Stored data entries
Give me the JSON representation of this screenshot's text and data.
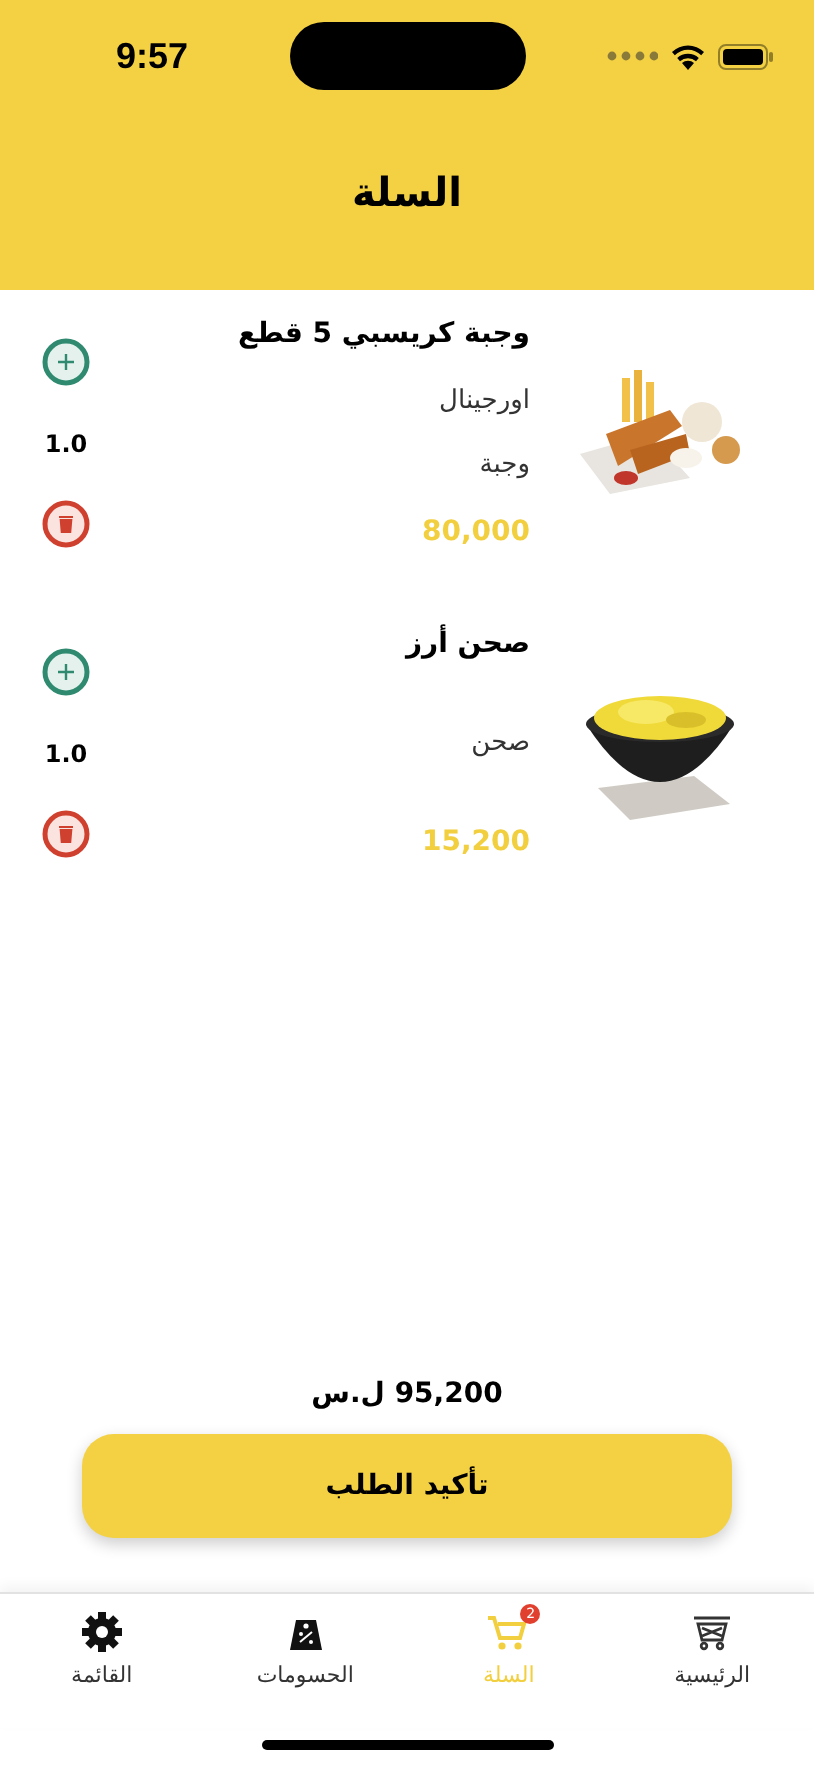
{
  "status_bar": {
    "time": "9:57"
  },
  "header": {
    "title": "السلة"
  },
  "items": [
    {
      "name": "وجبة كريسبي 5 قطع",
      "details": [
        "اورجينال",
        "وجبة"
      ],
      "price": "80,000",
      "quantity": "1.0",
      "image": {
        "kind": "picture"
      }
    },
    {
      "name": "صحن أرز",
      "details": [
        "صحن"
      ],
      "price": "15,200",
      "quantity": "1.0",
      "image": {
        "kind": "picture"
      }
    }
  ],
  "total": "95,200 ل.س",
  "confirm_button": "تأكيد الطلب",
  "tab_bar": [
    {
      "label": "الرئيسية",
      "selected": false
    },
    {
      "label": "السلة",
      "selected": true,
      "badge": "2"
    },
    {
      "label": "الحسومات",
      "selected": false
    },
    {
      "label": "القائمة",
      "selected": false
    }
  ]
}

Directions —
Using the records above, find and show each line with the string "label".

Task output —
      "label": "الرئيسية",
      "label": "السلة",
      "label": "الحسومات",
      "label": "القائمة",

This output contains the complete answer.